**Directions**
Look through the records that follow. Copy every line containing the word "text".

================================

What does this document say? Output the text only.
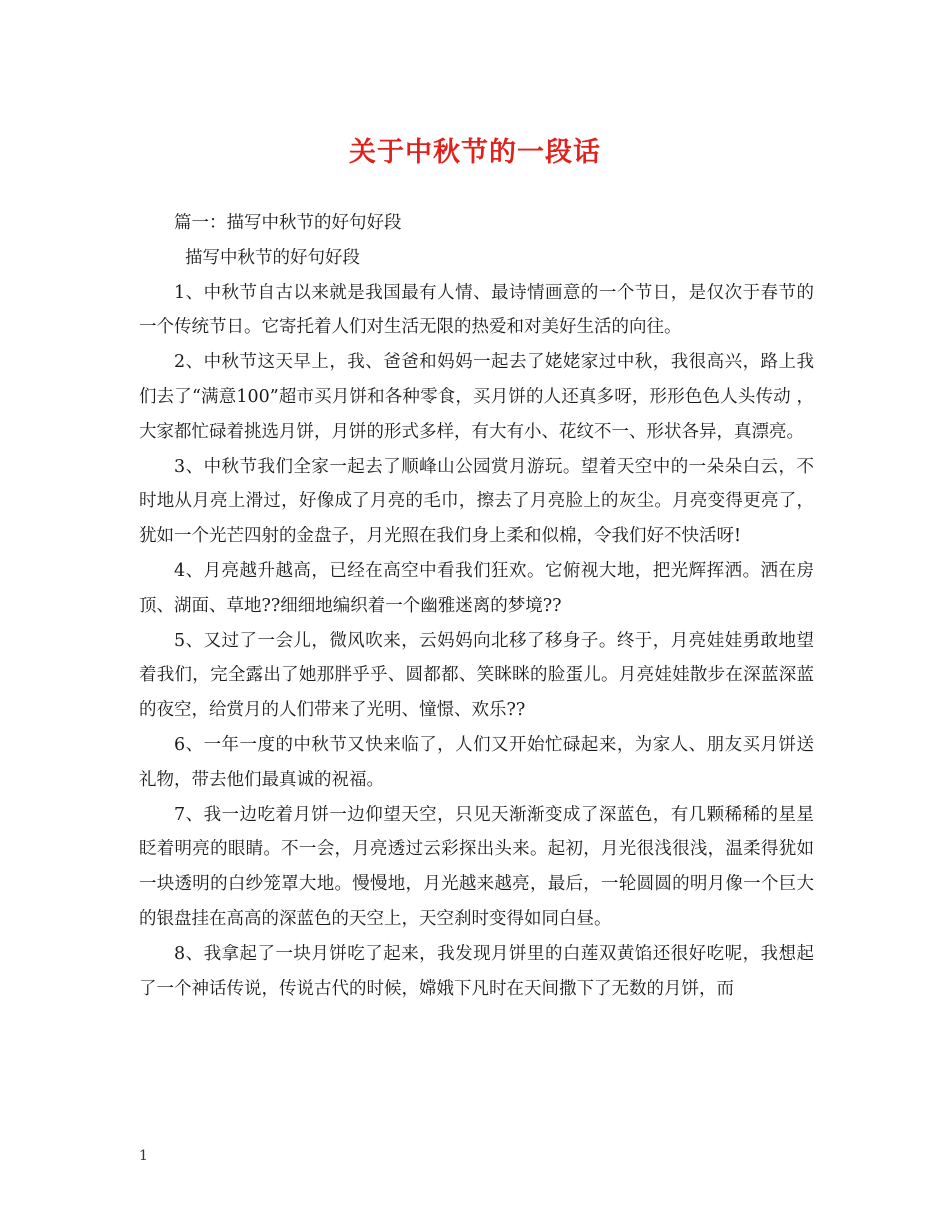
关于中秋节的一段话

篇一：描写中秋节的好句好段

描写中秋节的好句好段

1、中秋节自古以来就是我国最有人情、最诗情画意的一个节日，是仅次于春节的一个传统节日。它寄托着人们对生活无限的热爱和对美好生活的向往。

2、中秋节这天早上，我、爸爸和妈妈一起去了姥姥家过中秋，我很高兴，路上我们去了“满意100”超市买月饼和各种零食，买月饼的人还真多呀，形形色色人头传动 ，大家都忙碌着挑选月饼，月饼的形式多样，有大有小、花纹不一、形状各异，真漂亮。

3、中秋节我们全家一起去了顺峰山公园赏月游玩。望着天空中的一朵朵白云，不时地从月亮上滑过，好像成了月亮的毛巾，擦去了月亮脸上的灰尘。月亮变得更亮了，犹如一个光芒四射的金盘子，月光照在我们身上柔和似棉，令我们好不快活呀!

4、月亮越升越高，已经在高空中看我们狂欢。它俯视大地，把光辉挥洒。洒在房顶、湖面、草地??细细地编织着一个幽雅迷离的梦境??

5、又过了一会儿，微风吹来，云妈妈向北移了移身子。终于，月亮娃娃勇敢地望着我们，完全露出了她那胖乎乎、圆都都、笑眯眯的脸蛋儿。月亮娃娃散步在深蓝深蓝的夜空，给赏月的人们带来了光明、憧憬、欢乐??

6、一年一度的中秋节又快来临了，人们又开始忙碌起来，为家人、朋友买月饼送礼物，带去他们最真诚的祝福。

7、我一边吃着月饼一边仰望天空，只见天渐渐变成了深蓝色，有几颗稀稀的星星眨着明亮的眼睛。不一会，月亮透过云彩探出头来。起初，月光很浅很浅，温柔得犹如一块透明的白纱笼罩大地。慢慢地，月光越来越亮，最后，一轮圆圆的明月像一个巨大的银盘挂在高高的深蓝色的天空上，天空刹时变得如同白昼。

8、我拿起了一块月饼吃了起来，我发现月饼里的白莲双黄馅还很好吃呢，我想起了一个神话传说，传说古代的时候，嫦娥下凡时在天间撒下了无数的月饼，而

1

================================

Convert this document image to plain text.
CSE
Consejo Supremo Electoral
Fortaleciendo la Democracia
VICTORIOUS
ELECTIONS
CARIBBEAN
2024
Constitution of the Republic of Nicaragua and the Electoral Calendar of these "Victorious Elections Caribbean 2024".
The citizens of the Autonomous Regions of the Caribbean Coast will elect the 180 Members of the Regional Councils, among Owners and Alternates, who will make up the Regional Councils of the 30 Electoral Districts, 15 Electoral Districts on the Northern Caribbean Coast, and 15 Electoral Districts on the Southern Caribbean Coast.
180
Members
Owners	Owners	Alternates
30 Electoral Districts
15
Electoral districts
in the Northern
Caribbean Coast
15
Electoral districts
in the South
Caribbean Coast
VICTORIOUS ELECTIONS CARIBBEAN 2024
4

================================

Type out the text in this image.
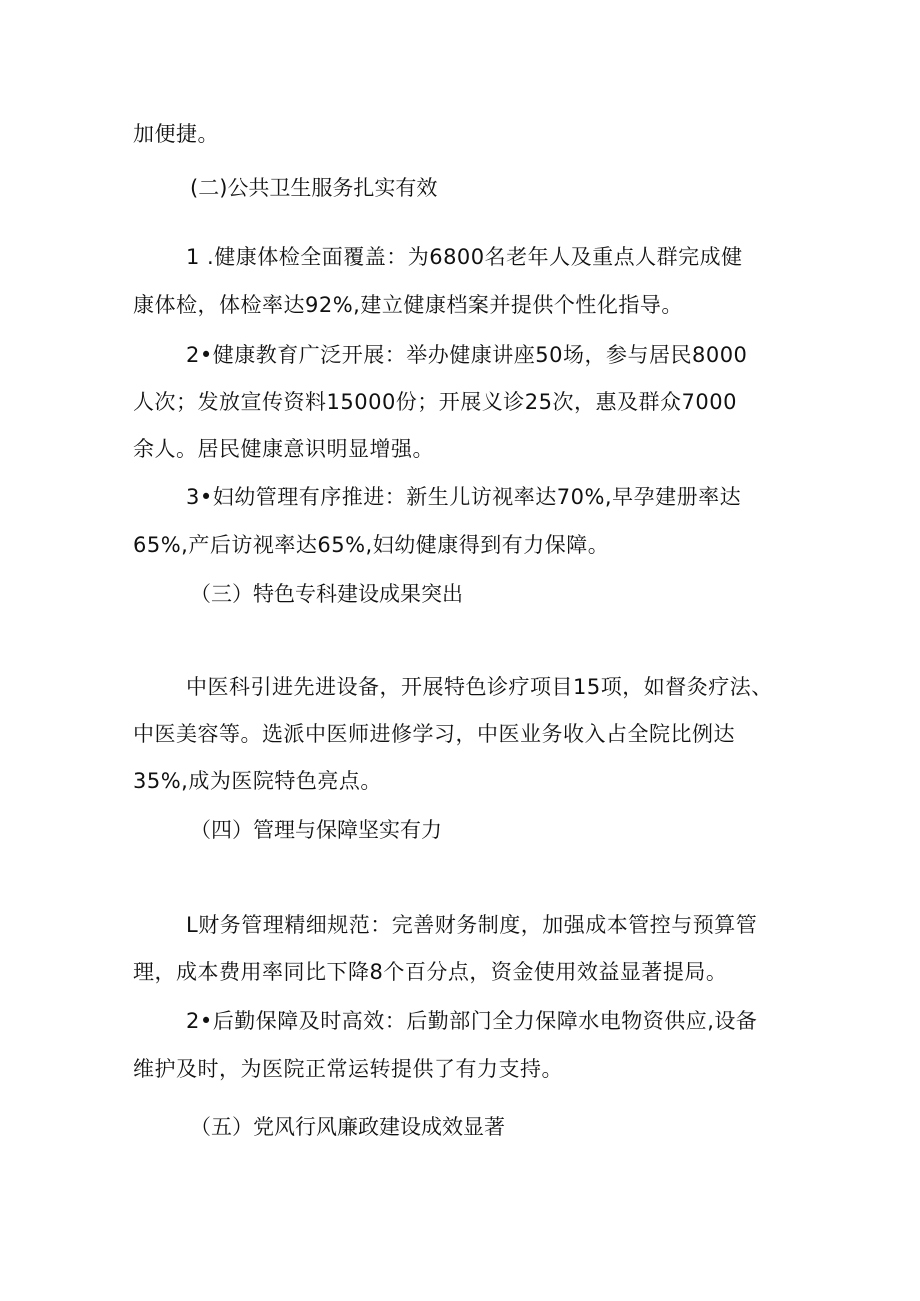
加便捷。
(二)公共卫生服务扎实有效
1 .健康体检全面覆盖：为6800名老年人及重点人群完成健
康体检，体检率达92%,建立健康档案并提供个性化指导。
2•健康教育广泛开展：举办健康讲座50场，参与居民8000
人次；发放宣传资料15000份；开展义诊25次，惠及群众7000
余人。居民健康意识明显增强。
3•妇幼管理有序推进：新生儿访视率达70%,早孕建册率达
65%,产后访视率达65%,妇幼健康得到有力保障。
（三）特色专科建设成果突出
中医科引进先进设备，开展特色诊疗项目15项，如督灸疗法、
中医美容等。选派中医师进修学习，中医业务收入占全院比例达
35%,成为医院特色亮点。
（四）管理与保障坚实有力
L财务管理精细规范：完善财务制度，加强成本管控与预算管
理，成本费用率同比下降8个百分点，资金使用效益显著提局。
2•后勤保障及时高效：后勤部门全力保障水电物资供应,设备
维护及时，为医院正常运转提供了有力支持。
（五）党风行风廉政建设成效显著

================================

**Response to this task**
What does this document say? Output the text only.
Convert this document image to plain text.
Type out the text in this image.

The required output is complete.